Listed entries
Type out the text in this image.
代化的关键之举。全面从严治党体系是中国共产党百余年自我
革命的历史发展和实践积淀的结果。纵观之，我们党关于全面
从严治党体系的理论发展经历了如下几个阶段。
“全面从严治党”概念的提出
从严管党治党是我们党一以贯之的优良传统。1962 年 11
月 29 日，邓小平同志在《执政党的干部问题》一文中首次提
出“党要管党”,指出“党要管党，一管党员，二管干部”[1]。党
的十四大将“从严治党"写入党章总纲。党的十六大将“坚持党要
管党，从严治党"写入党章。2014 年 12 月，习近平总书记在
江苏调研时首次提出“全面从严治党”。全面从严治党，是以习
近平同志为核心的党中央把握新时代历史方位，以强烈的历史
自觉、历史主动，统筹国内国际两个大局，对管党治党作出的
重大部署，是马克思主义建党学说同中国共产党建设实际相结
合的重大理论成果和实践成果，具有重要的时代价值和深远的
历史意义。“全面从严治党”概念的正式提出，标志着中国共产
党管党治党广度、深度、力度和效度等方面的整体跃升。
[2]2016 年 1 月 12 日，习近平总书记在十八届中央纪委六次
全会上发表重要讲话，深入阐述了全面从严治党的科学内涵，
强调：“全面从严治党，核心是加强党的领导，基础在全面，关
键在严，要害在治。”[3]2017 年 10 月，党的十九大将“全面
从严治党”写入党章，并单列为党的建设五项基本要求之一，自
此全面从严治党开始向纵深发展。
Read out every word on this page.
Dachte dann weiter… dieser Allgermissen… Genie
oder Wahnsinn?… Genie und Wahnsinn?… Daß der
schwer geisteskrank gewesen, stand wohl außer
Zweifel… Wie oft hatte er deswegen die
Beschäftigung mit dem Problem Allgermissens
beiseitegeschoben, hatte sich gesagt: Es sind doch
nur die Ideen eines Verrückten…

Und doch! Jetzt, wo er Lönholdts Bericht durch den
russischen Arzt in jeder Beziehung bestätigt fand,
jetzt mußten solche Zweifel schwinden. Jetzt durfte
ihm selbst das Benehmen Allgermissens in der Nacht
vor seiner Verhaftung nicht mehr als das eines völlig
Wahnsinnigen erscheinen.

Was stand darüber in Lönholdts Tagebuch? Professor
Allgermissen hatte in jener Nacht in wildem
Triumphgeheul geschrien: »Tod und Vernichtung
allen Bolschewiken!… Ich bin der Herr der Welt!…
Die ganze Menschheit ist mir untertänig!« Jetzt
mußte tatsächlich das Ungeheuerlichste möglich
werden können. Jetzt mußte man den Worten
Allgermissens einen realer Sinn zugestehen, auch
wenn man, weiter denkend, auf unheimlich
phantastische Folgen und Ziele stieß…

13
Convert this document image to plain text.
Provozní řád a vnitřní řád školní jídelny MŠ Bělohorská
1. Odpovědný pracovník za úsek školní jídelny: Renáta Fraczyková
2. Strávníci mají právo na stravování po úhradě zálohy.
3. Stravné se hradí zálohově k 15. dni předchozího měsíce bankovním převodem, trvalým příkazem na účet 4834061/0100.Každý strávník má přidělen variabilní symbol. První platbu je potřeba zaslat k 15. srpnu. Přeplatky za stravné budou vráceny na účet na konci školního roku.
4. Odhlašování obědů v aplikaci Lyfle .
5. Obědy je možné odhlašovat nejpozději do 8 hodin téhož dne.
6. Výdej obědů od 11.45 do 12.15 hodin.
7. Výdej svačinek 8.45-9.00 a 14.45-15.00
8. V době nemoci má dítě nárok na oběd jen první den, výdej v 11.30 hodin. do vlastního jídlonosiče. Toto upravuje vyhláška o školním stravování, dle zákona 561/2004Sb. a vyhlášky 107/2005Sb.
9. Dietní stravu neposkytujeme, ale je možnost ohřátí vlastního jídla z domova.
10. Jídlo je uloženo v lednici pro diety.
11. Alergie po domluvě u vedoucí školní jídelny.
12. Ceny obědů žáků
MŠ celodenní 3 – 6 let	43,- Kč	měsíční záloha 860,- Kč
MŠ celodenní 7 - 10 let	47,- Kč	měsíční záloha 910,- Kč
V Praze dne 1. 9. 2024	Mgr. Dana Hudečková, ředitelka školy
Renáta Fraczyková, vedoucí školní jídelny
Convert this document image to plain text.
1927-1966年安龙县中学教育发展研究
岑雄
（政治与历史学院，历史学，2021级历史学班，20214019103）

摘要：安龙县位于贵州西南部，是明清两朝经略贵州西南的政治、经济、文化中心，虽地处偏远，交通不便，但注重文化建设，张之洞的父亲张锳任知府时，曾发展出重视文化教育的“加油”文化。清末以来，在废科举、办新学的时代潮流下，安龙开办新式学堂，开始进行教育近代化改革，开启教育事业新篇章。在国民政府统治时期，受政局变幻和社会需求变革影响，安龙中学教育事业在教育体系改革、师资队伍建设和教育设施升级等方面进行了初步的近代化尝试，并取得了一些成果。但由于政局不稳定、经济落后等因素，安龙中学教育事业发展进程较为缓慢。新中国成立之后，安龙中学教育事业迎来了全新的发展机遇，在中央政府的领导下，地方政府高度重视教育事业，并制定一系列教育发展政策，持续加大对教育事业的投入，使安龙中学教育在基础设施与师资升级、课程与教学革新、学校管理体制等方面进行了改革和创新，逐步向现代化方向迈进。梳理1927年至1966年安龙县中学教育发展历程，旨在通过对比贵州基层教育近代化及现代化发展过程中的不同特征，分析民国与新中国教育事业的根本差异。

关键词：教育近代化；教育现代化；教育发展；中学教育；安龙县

What you should do
Nothing should be left out: repeat all of the data exactly.

Result of the exercise
Type out the text in this image.
代化的关键之举。全面从严治党体系是中国共产党百余年自我
革命的历史发展和实践积淀的结果。纵观之，我们党关于全面
从严治党体系的理论发展经历了如下几个阶段。
“全面从严治党”概念的提出
从严管党治党是我们党一以贯之的优良传统。1962 年 11
月 29 日，邓小平同志在《执政党的干部问题》一文中首次提
出“党要管党”,指出“党要管党，一管党员，二管干部”[1]。党
的十四大将“从严治党"写入党章总纲。党的十六大将“坚持党要
管党，从严治党"写入党章。2014 年 12 月，习近平总书记在
江苏调研时首次提出“全面从严治党”。全面从严治党，是以习
近平同志为核心的党中央把握新时代历史方位，以强烈的历史
自觉、历史主动，统筹国内国际两个大局，对管党治党作出的
重大部署，是马克思主义建党学说同中国共产党建设实际相结
合的重大理论成果和实践成果，具有重要的时代价值和深远的
历史意义。“全面从严治党”概念的正式提出，标志着中国共产
党管党治党广度、深度、力度和效度等方面的整体跃升。
[2]2016 年 1 月 12 日，习近平总书记在十八届中央纪委六次
全会上发表重要讲话，深入阐述了全面从严治党的科学内涵，
强调：“全面从严治党，核心是加强党的领导，基础在全面，关
键在严，要害在治。”[3]2017 年 10 月，党的十九大将“全面
从严治党”写入党章，并单列为党的建设五项基本要求之一，自
此全面从严治党开始向纵深发展。
Read out every word on this page.
Dachte dann weiter… dieser Allgermissen… Genie
oder Wahnsinn?… Genie und Wahnsinn?… Daß der
schwer geisteskrank gewesen, stand wohl außer
Zweifel… Wie oft hatte er deswegen die
Beschäftigung mit dem Problem Allgermissens
beiseitegeschoben, hatte sich gesagt: Es sind doch
nur die Ideen eines Verrückten…

Und doch! Jetzt, wo er Lönholdts Bericht durch den
russischen Arzt in jeder Beziehung bestätigt fand,
jetzt mußten solche Zweifel schwinden. Jetzt durfte
ihm selbst das Benehmen Allgermissens in der Nacht
vor seiner Verhaftung nicht mehr als das eines völlig
Wahnsinnigen erscheinen.

Was stand darüber in Lönholdts Tagebuch? Professor
Allgermissen hatte in jener Nacht in wildem
Triumphgeheul geschrien: »Tod und Vernichtung
allen Bolschewiken!… Ich bin der Herr der Welt!…
Die ganze Menschheit ist mir untertänig!« Jetzt
mußte tatsächlich das Ungeheuerlichste möglich
werden können. Jetzt mußte man den Worten
Allgermissens einen realer Sinn zugestehen, auch
wenn man, weiter denkend, auf unheimlich
phantastische Folgen und Ziele stieß…

13
Convert this document image to plain text.
Provozní řád a vnitřní řád školní jídelny MŠ Bělohorská
1. Odpovědný pracovník za úsek školní jídelny: Renáta Fraczyková
2. Strávníci mají právo na stravování po úhradě zálohy.
3. Stravné se hradí zálohově k 15. dni předchozího měsíce bankovním převodem, trvalým příkazem na účet 4834061/0100.Každý strávník má přidělen variabilní symbol. První platbu je potřeba zaslat k 15. srpnu. Přeplatky za stravné budou vráceny na účet na konci školního roku.
4. Odhlašování obědů v aplikaci Lyfle .
5. Obědy je možné odhlašovat nejpozději do 8 hodin téhož dne.
6. Výdej obědů od 11.45 do 12.15 hodin.
7. Výdej svačinek 8.45-9.00 a 14.45-15.00
8. V době nemoci má dítě nárok na oběd jen první den, výdej v 11.30 hodin. do vlastního jídlonosiče. Toto upravuje vyhláška o školním stravování, dle zákona 561/2004Sb. a vyhlášky 107/2005Sb.
9. Dietní stravu neposkytujeme, ale je možnost ohřátí vlastního jídla z domova.
10. Jídlo je uloženo v lednici pro diety.
11. Alergie po domluvě u vedoucí školní jídelny.
12. Ceny obědů žáků
MŠ celodenní 3 – 6 let	43,- Kč	měsíční záloha 860,- Kč
MŠ celodenní 7 - 10 let	47,- Kč	měsíční záloha 910,- Kč
V Praze dne 1. 9. 2024	Mgr. Dana Hudečková, ředitelka školy
Renáta Fraczyková, vedoucí školní jídelny
Convert this document image to plain text.
1927-1966年安龙县中学教育发展研究
岑雄
（政治与历史学院，历史学，2021级历史学班，20214019103）

摘要：安龙县位于贵州西南部，是明清两朝经略贵州西南的政治、经济、文化中心，虽地处偏远，交通不便，但注重文化建设，张之洞的父亲张锳任知府时，曾发展出重视文化教育的“加油”文化。清末以来，在废科举、办新学的时代潮流下，安龙开办新式学堂，开始进行教育近代化改革，开启教育事业新篇章。在国民政府统治时期，受政局变幻和社会需求变革影响，安龙中学教育事业在教育体系改革、师资队伍建设和教育设施升级等方面进行了初步的近代化尝试，并取得了一些成果。但由于政局不稳定、经济落后等因素，安龙中学教育事业发展进程较为缓慢。新中国成立之后，安龙中学教育事业迎来了全新的发展机遇，在中央政府的领导下，地方政府高度重视教育事业，并制定一系列教育发展政策，持续加大对教育事业的投入，使安龙中学教育在基础设施与师资升级、课程与教学革新、学校管理体制等方面进行了改革和创新，逐步向现代化方向迈进。梳理1927年至1966年安龙县中学教育发展历程，旨在通过对比贵州基层教育近代化及现代化发展过程中的不同特征，分析民国与新中国教育事业的根本差异。

关键词：教育近代化；教育现代化；教育发展；中学教育；安龙县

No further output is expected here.